+++ EXERCISE MATERIAL

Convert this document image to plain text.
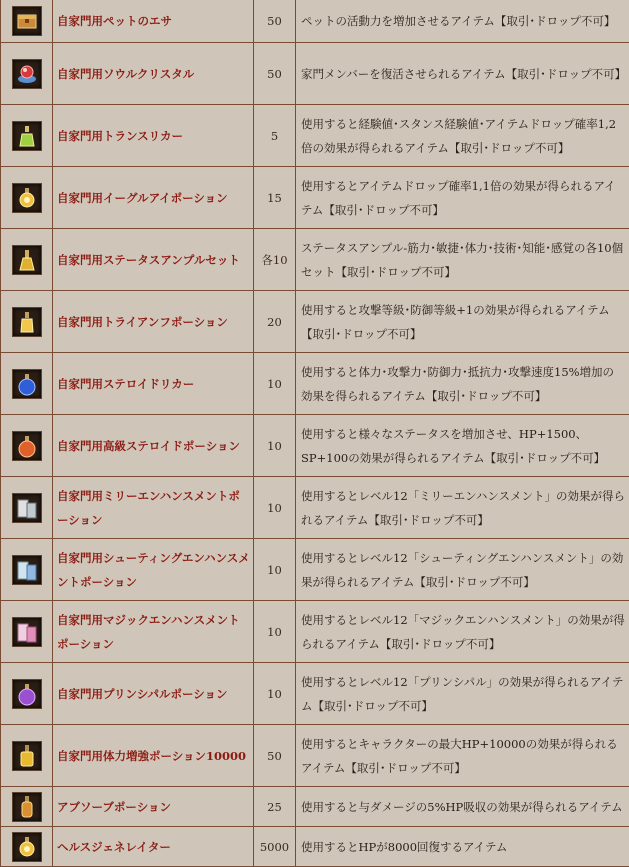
	自家門用ペットのエサ	50	ペットの活動力を増加させるアイテム【取引･ドロップ不可】

	自家門用ソウルクリスタル	50	家門メンバーを復活させられるアイテム【取引･ドロップ不可】

	自家門用トランスリカー	5	使用すると経験値･スタンス経験値･アイテムドロップ確率1,2倍の効果が得られるアイテム【取引･ドロップ不可】

	自家門用イーグルアイポーション	15	使用するとアイテムドロップ確率1,1倍の効果が得られるアイテム【取引･ドロップ不可】

	自家門用ステータスアンプルセット	各10	ステータスアンプル-筋力･敏捷･体力･技術･知能･感覚の各10個セット【取引･ドロップ不可】

	自家門用トライアンフポーション	20	使用すると攻撃等級･防御等級+1の効果が得られるアイテム【取引･ドロップ不可】

	自家門用ステロイドリカー	10	使用すると体力･攻撃力･防御力･抵抗力･攻撃速度15%増加の効果を得られるアイテム【取引･ドロップ不可】

	自家門用高級ステロイドポーション	10	使用すると様々なステータスを増加させ、HP+1500、SP+100の効果が得られるアイテム【取引･ドロップ不可】

	自家門用ミリーエンハンスメントポーション	10	使用するとレベル12「ミリーエンハンスメント」の効果が得られるアイテム【取引･ドロップ不可】

	自家門用シューティングエンハンスメントポーション	10	使用するとレベル12「シューティングエンハンスメント」の効果が得られるアイテム【取引･ドロップ不可】

	自家門用マジックエンハンスメントポーション	10	使用するとレベル12「マジックエンハンスメント」の効果が得られるアイテム【取引･ドロップ不可】

	自家門用プリンシパルポーション	10	使用するとレベル12「プリンシパル」の効果が得られるアイテム【取引･ドロップ不可】

	自家門用体力増強ポーション10000	50	使用するとキャラクターの最大HP+10000の効果が得られるアイテム【取引･ドロップ不可】

	アブソーブポーション	25	使用すると与ダメージの5%HP吸収の効果が得られるアイテム

	ヘルスジェネレイター	5000	使用するとHPが8000回復するアイテム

++++++

* **GIVEN INSTRUCTION**
Reproduce the material above in full and without alteration, but skip all pictures.

* **REPLY**
Convert this document image to plain text.
	自家門用ペットのエサ	50	ペットの活動力を増加させるアイテム【取引･ドロップ不可】

	自家門用ソウルクリスタル	50	家門メンバーを復活させられるアイテム【取引･ドロップ不可】

	自家門用トランスリカー	5	使用すると経験値･スタンス経験値･アイテムドロップ確率1,2倍の効果が得られるアイテム【取引･ドロップ不可】

	自家門用イーグルアイポーション	15	使用するとアイテムドロップ確率1,1倍の効果が得られるアイテム【取引･ドロップ不可】

	自家門用ステータスアンプルセット	各10	ステータスアンプル-筋力･敏捷･体力･技術･知能･感覚の各10個セット【取引･ドロップ不可】

	自家門用トライアンフポーション	20	使用すると攻撃等級･防御等級+1の効果が得られるアイテム【取引･ドロップ不可】

	自家門用ステロイドリカー	10	使用すると体力･攻撃力･防御力･抵抗力･攻撃速度15%増加の効果を得られるアイテム【取引･ドロップ不可】

	自家門用高級ステロイドポーション	10	使用すると様々なステータスを増加させ、HP+1500、SP+100の効果が得られるアイテム【取引･ドロップ不可】

	自家門用ミリーエンハンスメントポーション	10	使用するとレベル12「ミリーエンハンスメント」の効果が得られるアイテム【取引･ドロップ不可】

	自家門用シューティングエンハンスメントポーション	10	使用するとレベル12「シューティングエンハンスメント」の効果が得られるアイテム【取引･ドロップ不可】

	自家門用マジックエンハンスメントポーション	10	使用するとレベル12「マジックエンハンスメント」の効果が得られるアイテム【取引･ドロップ不可】

	自家門用プリンシパルポーション	10	使用するとレベル12「プリンシパル」の効果が得られるアイテム【取引･ドロップ不可】

	自家門用体力増強ポーション10000	50	使用するとキャラクターの最大HP+10000の効果が得られるアイテム【取引･ドロップ不可】

	アブソーブポーション	25	使用すると与ダメージの5%HP吸収の効果が得られるアイテム

	ヘルスジェネレイター	5000	使用するとHPが8000回復するアイテム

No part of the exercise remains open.